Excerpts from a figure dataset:
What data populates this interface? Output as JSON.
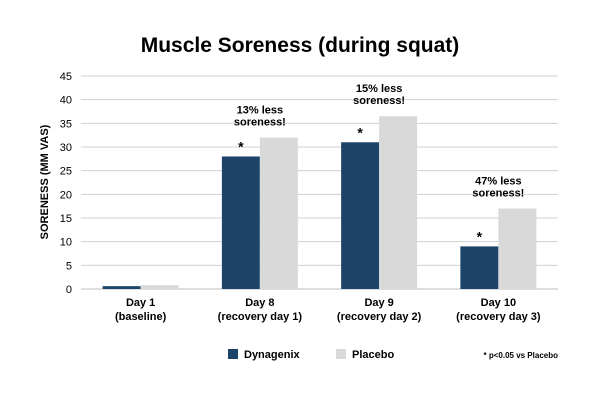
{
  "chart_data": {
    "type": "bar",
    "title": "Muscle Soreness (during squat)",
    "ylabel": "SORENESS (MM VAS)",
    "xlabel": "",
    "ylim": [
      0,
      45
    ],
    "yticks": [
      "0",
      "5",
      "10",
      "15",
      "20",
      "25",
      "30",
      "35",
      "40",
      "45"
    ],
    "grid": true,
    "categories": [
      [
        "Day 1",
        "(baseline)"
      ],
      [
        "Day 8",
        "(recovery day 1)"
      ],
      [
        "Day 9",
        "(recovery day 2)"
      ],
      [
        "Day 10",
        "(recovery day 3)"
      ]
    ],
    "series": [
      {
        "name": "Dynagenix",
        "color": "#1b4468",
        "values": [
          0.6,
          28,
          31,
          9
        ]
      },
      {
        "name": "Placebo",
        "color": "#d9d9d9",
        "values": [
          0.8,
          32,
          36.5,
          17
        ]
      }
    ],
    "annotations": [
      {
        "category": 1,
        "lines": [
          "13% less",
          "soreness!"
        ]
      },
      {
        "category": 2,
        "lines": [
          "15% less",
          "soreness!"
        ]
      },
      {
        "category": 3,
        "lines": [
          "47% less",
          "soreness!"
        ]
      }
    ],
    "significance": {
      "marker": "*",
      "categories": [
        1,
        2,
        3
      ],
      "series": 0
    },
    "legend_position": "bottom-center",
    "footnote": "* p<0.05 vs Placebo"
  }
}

◆ **Task instructions**
Skip the pictures, then retype every line above exactly.

◆ **Result of the exercise**
What data populates this interface? Output as JSON.
{
  "chart_data": {
    "type": "bar",
    "title": "Muscle Soreness (during squat)",
    "ylabel": "SORENESS (MM VAS)",
    "xlabel": "",
    "ylim": [
      0,
      45
    ],
    "yticks": [
      "0",
      "5",
      "10",
      "15",
      "20",
      "25",
      "30",
      "35",
      "40",
      "45"
    ],
    "grid": true,
    "categories": [
      [
        "Day 1",
        "(baseline)"
      ],
      [
        "Day 8",
        "(recovery day 1)"
      ],
      [
        "Day 9",
        "(recovery day 2)"
      ],
      [
        "Day 10",
        "(recovery day 3)"
      ]
    ],
    "series": [
      {
        "name": "Dynagenix",
        "color": "#1b4468",
        "values": [
          0.6,
          28,
          31,
          9
        ]
      },
      {
        "name": "Placebo",
        "color": "#d9d9d9",
        "values": [
          0.8,
          32,
          36.5,
          17
        ]
      }
    ],
    "annotations": [
      {
        "category": 1,
        "lines": [
          "13% less",
          "soreness!"
        ]
      },
      {
        "category": 2,
        "lines": [
          "15% less",
          "soreness!"
        ]
      },
      {
        "category": 3,
        "lines": [
          "47% less",
          "soreness!"
        ]
      }
    ],
    "significance": {
      "marker": "*",
      "categories": [
        1,
        2,
        3
      ],
      "series": 0
    },
    "legend_position": "bottom-center",
    "footnote": "* p<0.05 vs Placebo"
  }
}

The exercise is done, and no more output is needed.